▶ _Directive_
Look for the word "ylabel" in the entries below, then copy every line that has it.

▶ _Entries provided_
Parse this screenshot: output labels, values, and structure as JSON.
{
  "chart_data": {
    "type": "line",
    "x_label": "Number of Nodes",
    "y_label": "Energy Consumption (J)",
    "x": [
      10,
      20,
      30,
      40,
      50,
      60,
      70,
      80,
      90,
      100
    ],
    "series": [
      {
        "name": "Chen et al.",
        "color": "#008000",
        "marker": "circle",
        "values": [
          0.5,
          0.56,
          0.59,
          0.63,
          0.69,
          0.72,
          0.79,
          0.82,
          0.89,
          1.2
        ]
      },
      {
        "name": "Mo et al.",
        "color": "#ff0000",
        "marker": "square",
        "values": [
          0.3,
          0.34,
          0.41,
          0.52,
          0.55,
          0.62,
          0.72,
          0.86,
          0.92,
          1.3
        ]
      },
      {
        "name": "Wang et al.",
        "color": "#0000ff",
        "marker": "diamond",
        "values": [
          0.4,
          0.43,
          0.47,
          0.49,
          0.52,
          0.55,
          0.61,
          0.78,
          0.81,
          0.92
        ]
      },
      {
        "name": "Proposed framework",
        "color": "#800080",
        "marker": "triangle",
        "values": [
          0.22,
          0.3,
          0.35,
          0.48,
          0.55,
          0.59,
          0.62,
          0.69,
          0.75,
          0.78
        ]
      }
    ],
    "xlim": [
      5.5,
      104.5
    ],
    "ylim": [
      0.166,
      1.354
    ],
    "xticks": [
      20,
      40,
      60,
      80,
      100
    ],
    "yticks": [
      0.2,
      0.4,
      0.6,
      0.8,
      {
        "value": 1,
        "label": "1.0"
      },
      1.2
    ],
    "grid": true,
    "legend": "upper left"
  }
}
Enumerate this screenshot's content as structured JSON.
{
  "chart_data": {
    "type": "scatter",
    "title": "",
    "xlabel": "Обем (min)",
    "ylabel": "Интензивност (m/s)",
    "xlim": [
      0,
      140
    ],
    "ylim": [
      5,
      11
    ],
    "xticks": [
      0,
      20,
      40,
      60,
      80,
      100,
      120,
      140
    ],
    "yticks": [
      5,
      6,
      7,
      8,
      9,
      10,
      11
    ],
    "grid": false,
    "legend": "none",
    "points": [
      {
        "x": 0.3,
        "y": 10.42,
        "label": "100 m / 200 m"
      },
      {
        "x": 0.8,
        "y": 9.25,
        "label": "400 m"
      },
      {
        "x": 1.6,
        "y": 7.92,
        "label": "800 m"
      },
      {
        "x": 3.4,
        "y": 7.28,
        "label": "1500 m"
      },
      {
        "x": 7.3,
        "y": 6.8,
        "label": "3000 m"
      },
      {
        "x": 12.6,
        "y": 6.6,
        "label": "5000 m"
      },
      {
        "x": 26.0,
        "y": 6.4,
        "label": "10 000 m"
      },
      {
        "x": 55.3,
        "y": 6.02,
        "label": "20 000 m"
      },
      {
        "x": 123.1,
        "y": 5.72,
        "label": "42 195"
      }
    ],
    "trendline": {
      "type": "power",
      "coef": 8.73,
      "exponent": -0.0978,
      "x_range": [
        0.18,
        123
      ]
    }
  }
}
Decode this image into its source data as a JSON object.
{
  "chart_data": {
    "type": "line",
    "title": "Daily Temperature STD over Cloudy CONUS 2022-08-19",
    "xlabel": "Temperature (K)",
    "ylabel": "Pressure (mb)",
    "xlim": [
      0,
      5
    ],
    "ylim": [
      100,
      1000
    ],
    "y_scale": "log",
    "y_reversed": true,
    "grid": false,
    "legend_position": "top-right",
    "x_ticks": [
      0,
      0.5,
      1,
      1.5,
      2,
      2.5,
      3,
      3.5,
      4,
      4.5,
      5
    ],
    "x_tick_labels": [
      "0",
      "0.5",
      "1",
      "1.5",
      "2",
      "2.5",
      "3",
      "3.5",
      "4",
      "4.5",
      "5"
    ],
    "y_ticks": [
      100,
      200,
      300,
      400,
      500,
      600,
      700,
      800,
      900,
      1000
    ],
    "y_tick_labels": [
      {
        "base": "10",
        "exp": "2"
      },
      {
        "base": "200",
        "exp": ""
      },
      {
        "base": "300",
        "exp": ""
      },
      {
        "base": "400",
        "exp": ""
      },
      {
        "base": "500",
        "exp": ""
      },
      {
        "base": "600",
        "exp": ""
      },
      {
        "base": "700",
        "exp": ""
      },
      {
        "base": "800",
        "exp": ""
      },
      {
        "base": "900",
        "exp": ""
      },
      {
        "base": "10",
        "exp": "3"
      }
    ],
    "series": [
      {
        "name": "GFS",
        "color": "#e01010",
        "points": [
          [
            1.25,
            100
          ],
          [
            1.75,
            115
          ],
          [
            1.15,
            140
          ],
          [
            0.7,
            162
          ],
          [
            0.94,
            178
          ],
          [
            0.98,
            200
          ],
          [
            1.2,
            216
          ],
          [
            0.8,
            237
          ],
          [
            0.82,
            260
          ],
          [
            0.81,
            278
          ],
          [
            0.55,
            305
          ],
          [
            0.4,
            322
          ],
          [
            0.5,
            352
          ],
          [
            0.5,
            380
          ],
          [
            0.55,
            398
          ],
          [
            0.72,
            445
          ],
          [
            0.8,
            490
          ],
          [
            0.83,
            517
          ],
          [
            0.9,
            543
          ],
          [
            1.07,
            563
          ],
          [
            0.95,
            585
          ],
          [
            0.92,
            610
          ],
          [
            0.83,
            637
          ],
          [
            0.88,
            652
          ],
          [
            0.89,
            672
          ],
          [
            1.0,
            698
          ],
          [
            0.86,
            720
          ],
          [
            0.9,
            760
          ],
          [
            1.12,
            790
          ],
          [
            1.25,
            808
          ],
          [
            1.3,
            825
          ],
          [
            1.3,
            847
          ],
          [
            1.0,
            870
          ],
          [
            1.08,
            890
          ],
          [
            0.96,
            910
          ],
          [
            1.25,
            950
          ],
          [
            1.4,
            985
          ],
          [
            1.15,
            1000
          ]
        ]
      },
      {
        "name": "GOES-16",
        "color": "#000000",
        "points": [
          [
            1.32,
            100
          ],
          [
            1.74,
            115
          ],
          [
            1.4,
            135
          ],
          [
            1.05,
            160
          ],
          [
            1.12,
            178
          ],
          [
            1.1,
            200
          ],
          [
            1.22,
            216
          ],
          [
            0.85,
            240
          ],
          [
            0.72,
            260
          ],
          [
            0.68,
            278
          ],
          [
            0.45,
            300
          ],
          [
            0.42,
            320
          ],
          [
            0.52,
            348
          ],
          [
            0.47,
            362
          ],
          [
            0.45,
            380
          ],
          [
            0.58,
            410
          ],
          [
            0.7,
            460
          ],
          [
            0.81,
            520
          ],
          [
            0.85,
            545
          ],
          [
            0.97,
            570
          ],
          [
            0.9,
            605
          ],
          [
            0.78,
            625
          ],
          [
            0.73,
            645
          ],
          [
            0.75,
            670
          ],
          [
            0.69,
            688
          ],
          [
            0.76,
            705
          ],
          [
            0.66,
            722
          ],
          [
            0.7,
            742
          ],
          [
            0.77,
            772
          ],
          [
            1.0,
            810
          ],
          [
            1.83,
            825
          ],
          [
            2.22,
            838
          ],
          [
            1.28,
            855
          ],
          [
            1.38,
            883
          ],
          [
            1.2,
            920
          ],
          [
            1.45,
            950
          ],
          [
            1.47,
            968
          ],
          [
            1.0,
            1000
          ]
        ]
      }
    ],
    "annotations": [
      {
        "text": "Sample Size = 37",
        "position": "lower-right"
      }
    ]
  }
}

▶ _Solution to the exercise_
    "ylabel": "Интензивност (m/s)",
    "ylabel": "Pressure (mb)",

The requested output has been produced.